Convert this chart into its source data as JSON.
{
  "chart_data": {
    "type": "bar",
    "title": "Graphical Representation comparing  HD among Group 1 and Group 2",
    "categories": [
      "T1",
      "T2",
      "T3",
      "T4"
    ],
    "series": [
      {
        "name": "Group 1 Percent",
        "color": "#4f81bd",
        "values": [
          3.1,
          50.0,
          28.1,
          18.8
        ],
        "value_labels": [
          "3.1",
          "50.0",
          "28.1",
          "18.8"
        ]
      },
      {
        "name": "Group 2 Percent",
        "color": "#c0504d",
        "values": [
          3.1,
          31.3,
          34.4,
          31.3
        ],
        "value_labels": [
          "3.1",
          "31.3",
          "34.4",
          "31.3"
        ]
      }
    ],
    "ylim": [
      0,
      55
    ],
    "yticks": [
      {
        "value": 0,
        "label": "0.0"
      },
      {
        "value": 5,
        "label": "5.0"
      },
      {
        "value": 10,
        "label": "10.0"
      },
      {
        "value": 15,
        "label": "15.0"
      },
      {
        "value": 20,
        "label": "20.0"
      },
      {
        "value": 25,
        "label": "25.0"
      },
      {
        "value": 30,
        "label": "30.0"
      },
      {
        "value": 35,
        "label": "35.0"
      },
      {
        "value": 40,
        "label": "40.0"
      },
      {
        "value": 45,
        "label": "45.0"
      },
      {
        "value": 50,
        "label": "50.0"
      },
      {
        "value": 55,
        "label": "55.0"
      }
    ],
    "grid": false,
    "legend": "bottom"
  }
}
□ □ □ □ □
● Your task
Copy out the full material exactly as it appears.

● Expected answer
Convert this chart into its source data as JSON.
{
  "chart_data": {
    "type": "bar",
    "title": "Graphical Representation comparing  HD among Group 1 and Group 2",
    "categories": [
      "T1",
      "T2",
      "T3",
      "T4"
    ],
    "series": [
      {
        "name": "Group 1 Percent",
        "color": "#4f81bd",
        "values": [
          3.1,
          50.0,
          28.1,
          18.8
        ],
        "value_labels": [
          "3.1",
          "50.0",
          "28.1",
          "18.8"
        ]
      },
      {
        "name": "Group 2 Percent",
        "color": "#c0504d",
        "values": [
          3.1,
          31.3,
          34.4,
          31.3
        ],
        "value_labels": [
          "3.1",
          "31.3",
          "34.4",
          "31.3"
        ]
      }
    ],
    "ylim": [
      0,
      55
    ],
    "yticks": [
      {
        "value": 0,
        "label": "0.0"
      },
      {
        "value": 5,
        "label": "5.0"
      },
      {
        "value": 10,
        "label": "10.0"
      },
      {
        "value": 15,
        "label": "15.0"
      },
      {
        "value": 20,
        "label": "20.0"
      },
      {
        "value": 25,
        "label": "25.0"
      },
      {
        "value": 30,
        "label": "30.0"
      },
      {
        "value": 35,
        "label": "35.0"
      },
      {
        "value": 40,
        "label": "40.0"
      },
      {
        "value": 45,
        "label": "45.0"
      },
      {
        "value": 50,
        "label": "50.0"
      },
      {
        "value": 55,
        "label": "55.0"
      }
    ],
    "grid": false,
    "legend": "bottom"
  }
}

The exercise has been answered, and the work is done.